▶ [RECORDS FOR THIS TASK]:
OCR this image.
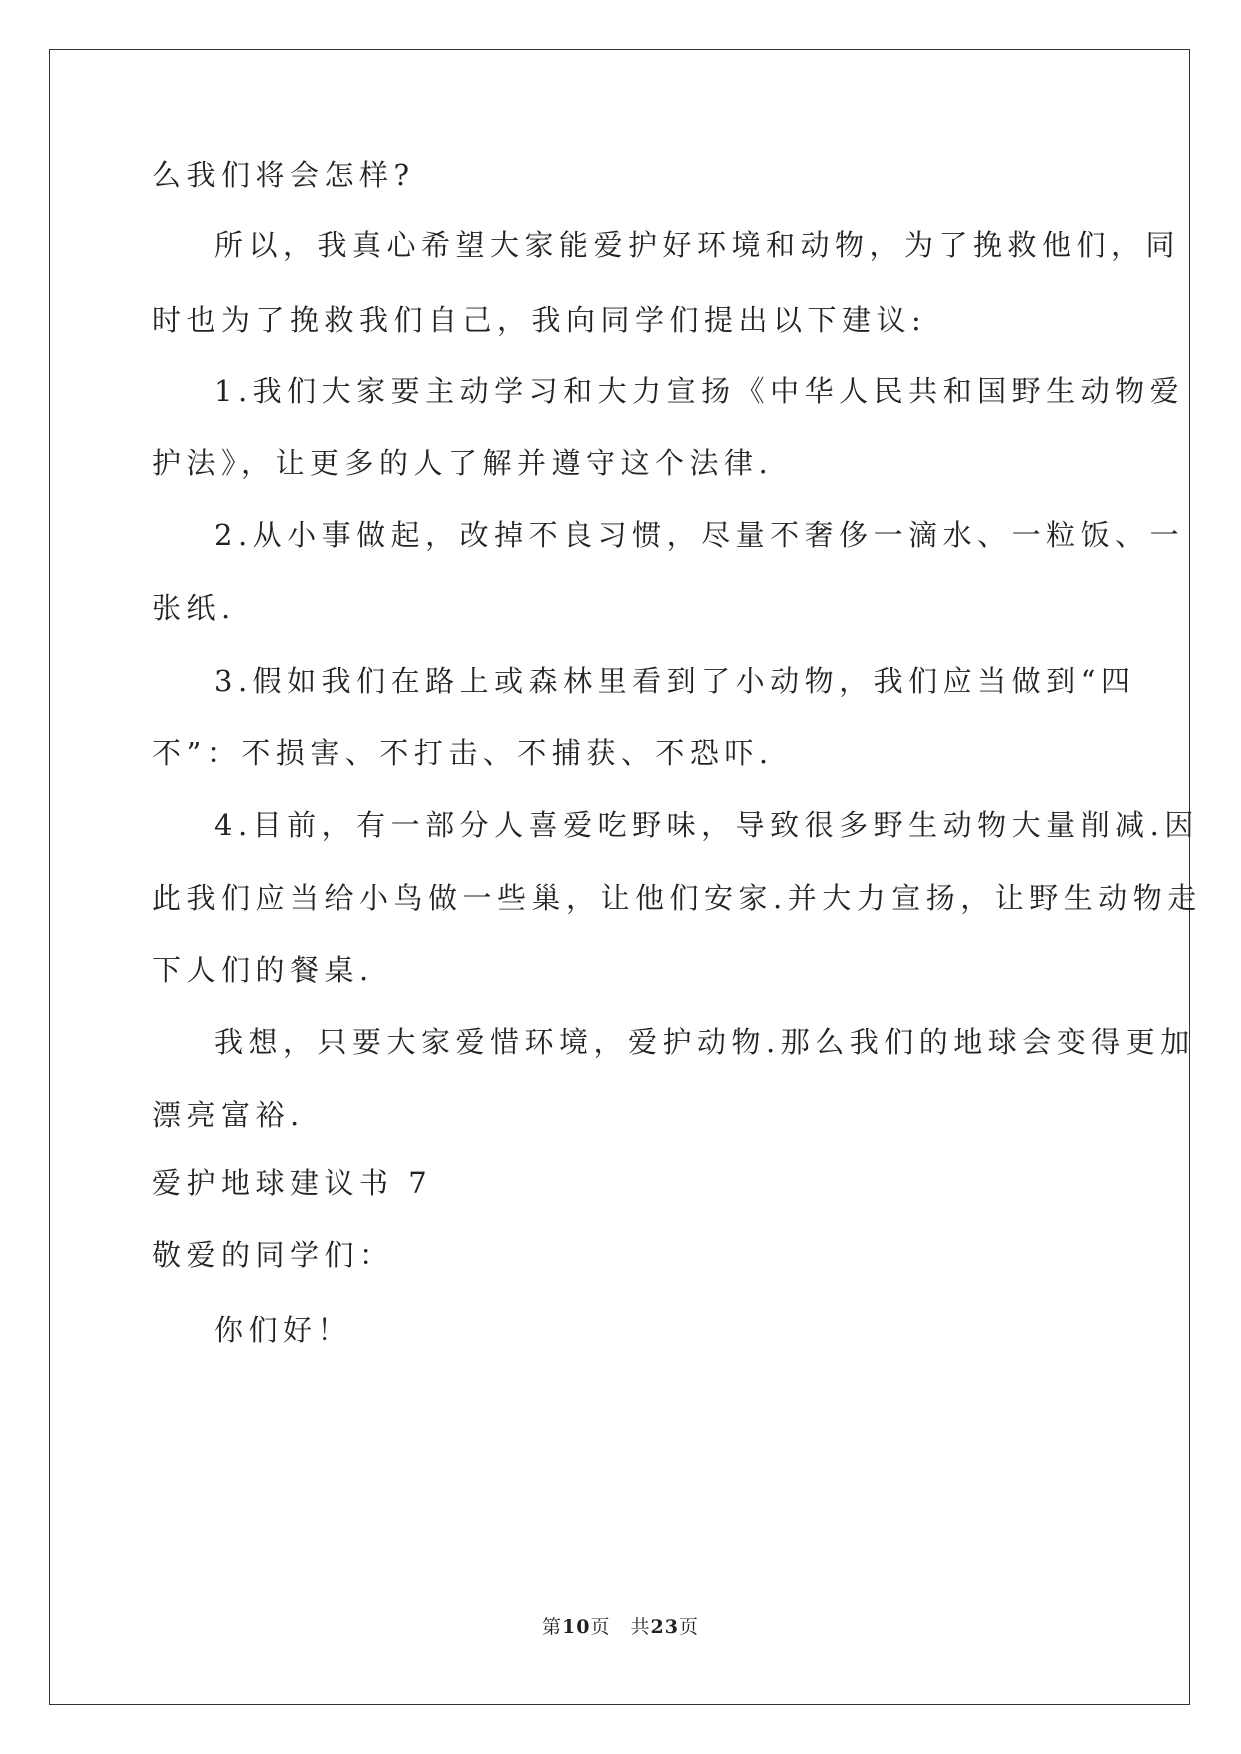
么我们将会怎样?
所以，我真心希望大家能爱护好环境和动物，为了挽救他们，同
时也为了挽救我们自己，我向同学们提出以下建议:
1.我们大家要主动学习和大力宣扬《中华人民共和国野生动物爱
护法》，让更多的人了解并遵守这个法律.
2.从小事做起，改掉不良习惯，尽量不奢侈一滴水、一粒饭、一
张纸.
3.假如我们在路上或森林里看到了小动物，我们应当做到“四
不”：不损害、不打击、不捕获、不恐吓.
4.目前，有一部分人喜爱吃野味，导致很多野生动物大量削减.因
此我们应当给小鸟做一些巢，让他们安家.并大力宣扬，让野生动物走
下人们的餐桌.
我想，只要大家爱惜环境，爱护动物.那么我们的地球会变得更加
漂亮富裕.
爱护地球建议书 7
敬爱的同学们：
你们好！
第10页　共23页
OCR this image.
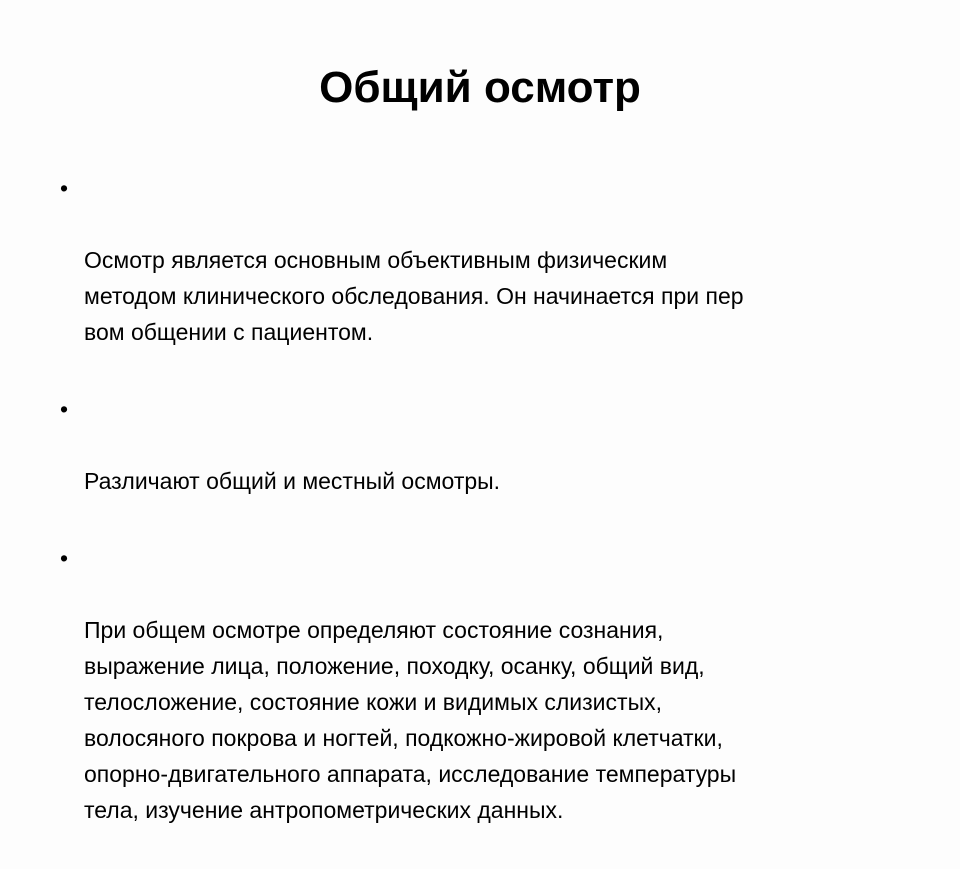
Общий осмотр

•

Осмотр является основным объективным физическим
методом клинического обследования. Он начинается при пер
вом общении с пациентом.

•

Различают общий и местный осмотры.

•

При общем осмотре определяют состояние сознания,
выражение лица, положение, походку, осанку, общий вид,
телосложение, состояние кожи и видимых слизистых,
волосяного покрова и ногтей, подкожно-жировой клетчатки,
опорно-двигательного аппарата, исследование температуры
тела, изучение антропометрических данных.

...

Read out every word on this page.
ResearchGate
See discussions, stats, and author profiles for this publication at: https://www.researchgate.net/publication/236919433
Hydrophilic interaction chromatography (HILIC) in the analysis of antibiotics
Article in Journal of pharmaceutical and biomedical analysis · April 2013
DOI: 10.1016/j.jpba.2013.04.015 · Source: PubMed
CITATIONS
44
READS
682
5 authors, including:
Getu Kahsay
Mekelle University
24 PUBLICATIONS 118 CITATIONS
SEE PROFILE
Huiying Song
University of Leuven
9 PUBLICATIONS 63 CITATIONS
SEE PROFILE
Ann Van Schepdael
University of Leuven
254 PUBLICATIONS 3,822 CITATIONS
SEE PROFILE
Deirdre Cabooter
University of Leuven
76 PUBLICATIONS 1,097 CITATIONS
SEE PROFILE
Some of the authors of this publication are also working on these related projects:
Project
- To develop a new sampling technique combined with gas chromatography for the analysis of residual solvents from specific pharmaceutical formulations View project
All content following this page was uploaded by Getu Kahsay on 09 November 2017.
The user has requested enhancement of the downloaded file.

---

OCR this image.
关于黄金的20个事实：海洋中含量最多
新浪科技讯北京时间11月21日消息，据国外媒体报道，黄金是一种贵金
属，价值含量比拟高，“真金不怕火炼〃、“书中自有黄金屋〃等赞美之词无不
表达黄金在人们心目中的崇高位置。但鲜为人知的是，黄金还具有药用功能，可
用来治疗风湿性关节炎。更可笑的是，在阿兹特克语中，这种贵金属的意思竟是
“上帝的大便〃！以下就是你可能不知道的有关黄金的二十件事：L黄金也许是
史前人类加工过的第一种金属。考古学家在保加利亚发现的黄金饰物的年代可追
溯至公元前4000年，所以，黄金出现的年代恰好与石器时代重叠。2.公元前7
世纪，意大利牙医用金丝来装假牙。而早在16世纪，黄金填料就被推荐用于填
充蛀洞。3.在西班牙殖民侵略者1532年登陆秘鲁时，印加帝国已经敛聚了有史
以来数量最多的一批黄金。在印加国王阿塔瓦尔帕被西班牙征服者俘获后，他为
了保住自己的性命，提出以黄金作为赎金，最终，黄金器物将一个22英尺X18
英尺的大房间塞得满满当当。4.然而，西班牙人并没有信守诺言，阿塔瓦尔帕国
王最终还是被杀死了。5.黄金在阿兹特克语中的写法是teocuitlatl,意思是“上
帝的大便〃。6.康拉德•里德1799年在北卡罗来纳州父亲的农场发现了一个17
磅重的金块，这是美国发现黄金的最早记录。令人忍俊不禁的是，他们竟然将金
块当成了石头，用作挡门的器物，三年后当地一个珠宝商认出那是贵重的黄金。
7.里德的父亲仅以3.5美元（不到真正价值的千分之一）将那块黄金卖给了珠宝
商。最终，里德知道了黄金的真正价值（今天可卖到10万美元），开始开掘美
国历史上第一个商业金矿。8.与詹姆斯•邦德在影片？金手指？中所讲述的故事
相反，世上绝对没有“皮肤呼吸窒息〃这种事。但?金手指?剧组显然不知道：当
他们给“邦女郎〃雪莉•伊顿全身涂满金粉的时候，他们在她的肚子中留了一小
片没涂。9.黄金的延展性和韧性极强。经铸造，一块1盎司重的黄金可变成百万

▶ [WORK TO DO]: Among the entries above, how many lines include the word "Kahsay"? Reply with the number only.

▶ [SOLUTION]: 2